* DATASET EXCERPTS *
..............................

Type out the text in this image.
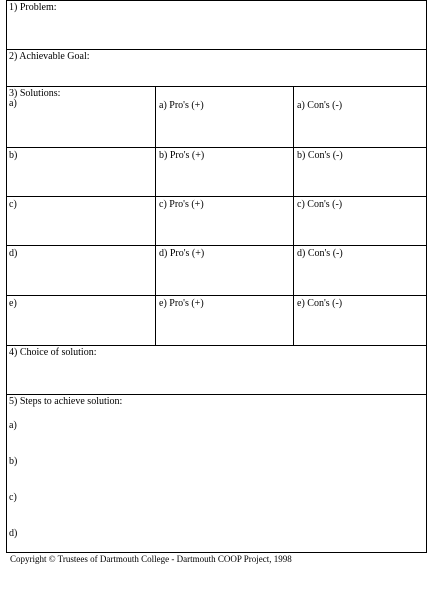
1) Problem:
2) Achievable Goal:
3) Solutions:
a)	a) Pro's (+)	a) Con's (-)
b)	b) Pro's (+)	b) Con's (-)
c)	c) Pro's (+)	c) Con's (-)
d)	d) Pro's (+)	d) Con's (-)
e)	e) Pro's (+)	e) Con's (-)
4) Choice of solution:
5) Steps to achieve solution:
a)
b)
c)
d)
Copyright © Trustees of Dartmouth College - Dartmouth COOP Project, 1998
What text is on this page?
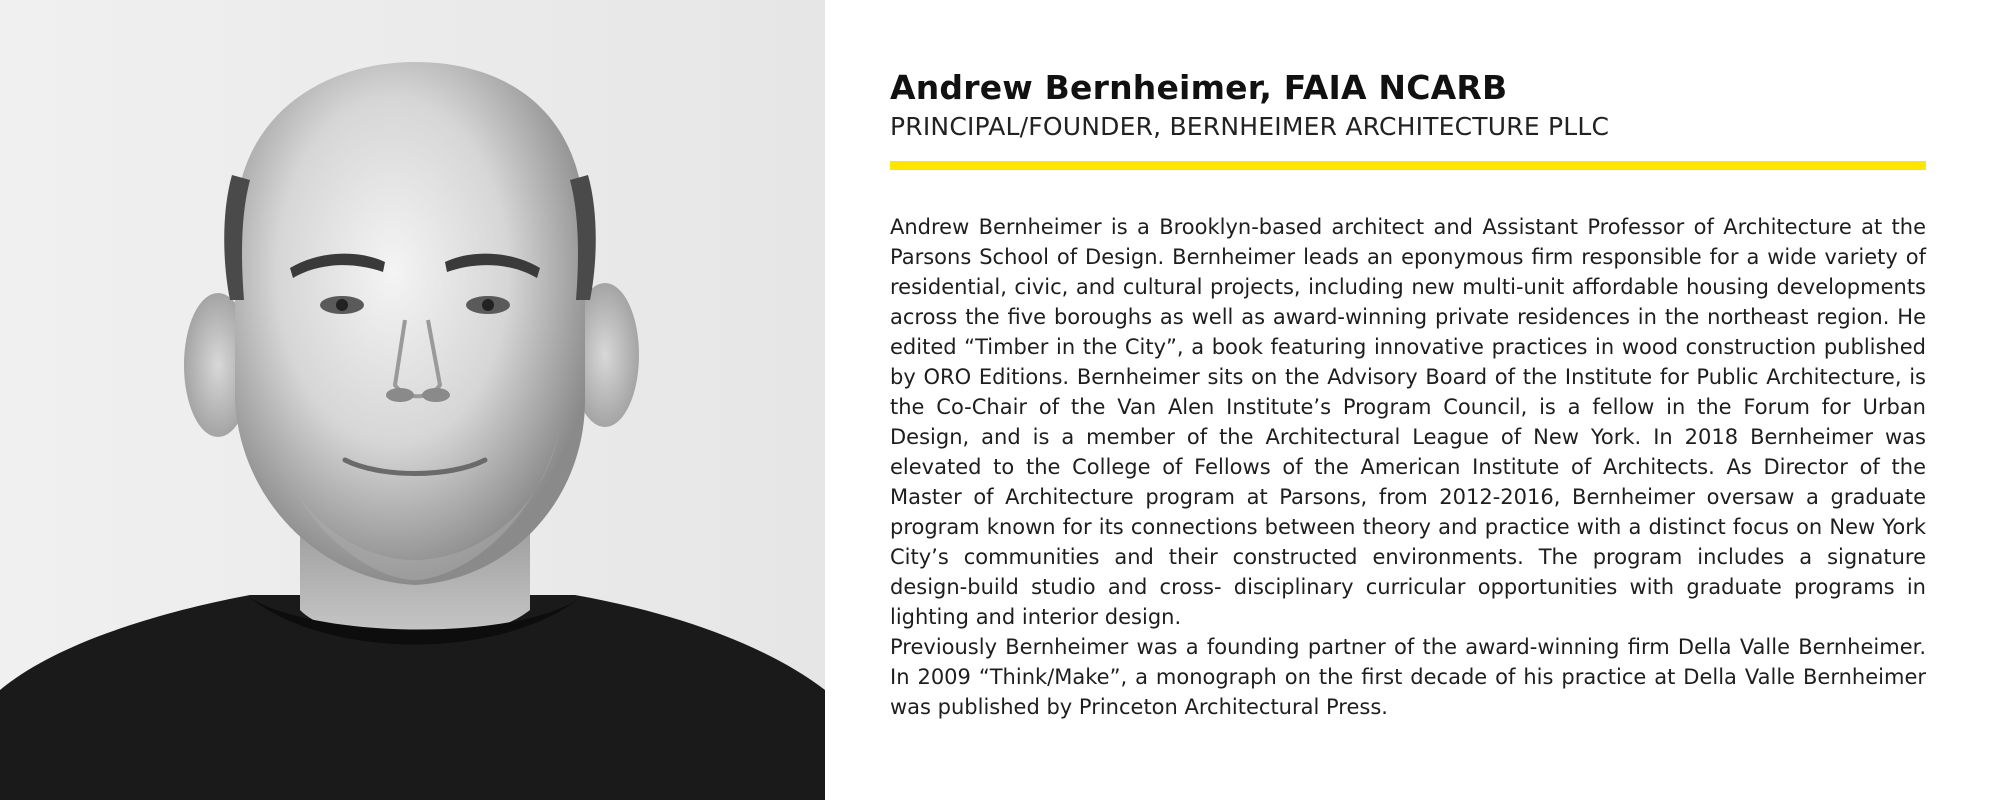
Andrew Bernheimer, FAIA NCARB
PRINCIPAL/FOUNDER, BERNHEIMER ARCHITECTURE PLLC

Andrew Bernheimer is a Brooklyn-based architect and Assistant Professor of Architecture at the Parsons School of Design. Bernheimer leads an eponymous firm responsible for a wide variety of residential, civic, and cultural projects, including new multi-unit affordable housing developments across the five boroughs as well as award-winning private residences in the northeast region. He edited “Timber in the City”, a book featuring innovative practices in wood construction published by ORO Editions. Bernheimer sits on the Advisory Board of the Institute for Public Architecture, is the Co-Chair of the Van Alen Institute’s Program Council, is a fellow in the Forum for Urban Design, and is a member of the Architectural League of New York. In 2018 Bernheimer was elevated to the College of Fellows of the American Institute of Architects. As Director of the Master of Architecture program at Parsons, from 2012-2016, Bernheimer oversaw a graduate program known for its connections between theory and practice with a distinct focus on New York City’s communities and their constructed environments. The program includes a signature design-build studio and cross- disciplinary curricular opportunities with graduate programs in lighting and interior design.

Previously Bernheimer was a founding partner of the award-winning firm Della Valle Bernheimer. In 2009 “Think/Make”, a monograph on the first decade of his practice at Della Valle Bernheimer was published by Princeton Architectural Press.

..............................

The required output is the number of lines containing the word "award", and nothing besides.

* THE REPLY *
2